## Goal
Report only how many lines hold the word "科技之光".

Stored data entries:
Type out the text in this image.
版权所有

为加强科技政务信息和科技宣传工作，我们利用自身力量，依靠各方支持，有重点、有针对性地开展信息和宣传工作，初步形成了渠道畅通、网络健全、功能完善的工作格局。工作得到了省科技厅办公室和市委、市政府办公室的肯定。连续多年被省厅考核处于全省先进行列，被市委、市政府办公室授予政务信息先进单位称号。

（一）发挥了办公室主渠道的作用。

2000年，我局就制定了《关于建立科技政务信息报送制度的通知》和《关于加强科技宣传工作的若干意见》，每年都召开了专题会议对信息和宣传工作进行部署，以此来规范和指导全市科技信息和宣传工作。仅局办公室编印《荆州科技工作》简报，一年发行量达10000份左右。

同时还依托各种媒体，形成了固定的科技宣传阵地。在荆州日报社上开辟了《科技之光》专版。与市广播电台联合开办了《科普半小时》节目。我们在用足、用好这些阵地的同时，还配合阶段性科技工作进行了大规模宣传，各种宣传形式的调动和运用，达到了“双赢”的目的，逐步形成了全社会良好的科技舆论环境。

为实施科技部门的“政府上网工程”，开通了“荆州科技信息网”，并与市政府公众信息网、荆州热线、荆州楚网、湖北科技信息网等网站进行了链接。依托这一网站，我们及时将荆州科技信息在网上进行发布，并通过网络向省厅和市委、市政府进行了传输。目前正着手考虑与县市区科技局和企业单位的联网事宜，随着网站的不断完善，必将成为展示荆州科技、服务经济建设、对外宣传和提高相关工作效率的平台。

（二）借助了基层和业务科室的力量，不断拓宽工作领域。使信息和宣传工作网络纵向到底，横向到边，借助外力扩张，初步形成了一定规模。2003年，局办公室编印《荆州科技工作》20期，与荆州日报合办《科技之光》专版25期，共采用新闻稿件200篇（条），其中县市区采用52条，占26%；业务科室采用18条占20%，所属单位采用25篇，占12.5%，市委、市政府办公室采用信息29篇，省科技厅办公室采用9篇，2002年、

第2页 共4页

## The response
2